[begin STORED DATA]
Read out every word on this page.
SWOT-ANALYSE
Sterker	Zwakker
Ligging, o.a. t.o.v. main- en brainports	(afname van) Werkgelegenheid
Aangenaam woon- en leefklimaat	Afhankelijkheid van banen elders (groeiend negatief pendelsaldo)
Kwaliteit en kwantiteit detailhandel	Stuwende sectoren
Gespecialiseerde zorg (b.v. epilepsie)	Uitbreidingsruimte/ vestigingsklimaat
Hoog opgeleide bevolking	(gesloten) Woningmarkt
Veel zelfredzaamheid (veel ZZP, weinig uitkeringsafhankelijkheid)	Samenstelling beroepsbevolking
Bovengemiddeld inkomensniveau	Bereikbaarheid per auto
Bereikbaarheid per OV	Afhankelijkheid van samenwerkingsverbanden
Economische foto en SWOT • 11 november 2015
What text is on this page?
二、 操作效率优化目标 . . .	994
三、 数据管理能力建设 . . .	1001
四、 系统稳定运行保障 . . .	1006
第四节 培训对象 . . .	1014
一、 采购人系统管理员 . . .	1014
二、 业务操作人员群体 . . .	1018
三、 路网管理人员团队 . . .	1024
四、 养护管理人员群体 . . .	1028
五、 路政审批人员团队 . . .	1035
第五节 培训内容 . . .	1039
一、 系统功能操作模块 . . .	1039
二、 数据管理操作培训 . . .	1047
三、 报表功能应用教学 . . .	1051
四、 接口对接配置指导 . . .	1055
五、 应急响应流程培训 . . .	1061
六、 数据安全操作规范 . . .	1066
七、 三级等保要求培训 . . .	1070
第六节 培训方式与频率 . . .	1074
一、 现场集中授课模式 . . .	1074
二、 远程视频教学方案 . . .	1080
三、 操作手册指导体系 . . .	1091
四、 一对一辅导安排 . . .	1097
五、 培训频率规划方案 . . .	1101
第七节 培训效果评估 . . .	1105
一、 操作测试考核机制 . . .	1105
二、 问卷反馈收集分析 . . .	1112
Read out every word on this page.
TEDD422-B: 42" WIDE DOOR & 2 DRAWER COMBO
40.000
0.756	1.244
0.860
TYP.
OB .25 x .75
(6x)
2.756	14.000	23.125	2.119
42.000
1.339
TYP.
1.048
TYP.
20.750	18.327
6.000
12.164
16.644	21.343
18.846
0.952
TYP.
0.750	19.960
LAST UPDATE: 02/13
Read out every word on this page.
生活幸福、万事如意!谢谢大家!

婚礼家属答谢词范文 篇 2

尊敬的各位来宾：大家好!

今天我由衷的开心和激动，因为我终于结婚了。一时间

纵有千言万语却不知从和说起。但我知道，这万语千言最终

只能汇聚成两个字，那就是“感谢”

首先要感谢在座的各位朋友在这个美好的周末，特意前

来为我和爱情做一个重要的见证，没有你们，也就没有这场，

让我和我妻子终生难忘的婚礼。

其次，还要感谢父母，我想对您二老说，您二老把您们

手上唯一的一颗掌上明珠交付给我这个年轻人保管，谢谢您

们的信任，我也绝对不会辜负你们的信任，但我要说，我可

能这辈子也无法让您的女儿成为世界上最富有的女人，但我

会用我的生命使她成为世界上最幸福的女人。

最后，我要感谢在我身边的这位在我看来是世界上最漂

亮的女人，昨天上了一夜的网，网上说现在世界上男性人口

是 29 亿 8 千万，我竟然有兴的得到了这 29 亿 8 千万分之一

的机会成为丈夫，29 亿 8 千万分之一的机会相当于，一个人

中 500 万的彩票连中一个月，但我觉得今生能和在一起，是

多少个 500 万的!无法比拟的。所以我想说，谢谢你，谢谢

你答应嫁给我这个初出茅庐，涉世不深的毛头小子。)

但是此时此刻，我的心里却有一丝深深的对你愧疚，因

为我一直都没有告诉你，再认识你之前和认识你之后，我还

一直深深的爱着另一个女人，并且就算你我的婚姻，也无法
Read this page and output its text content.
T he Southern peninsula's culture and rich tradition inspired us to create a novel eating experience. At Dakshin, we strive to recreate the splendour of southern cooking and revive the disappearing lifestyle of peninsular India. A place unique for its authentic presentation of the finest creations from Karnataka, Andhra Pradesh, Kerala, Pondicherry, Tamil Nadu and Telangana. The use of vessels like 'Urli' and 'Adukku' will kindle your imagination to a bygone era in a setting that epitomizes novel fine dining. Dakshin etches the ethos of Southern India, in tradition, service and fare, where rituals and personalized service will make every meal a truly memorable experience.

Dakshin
[end STORED DATA]
## WHAT IS EXPECTED
From the records given above, copy all lines containing "SWOT".

## COMPLETE RESPONSE
SWOT-ANALYSE
Economische foto en SWOT • 11 november 2015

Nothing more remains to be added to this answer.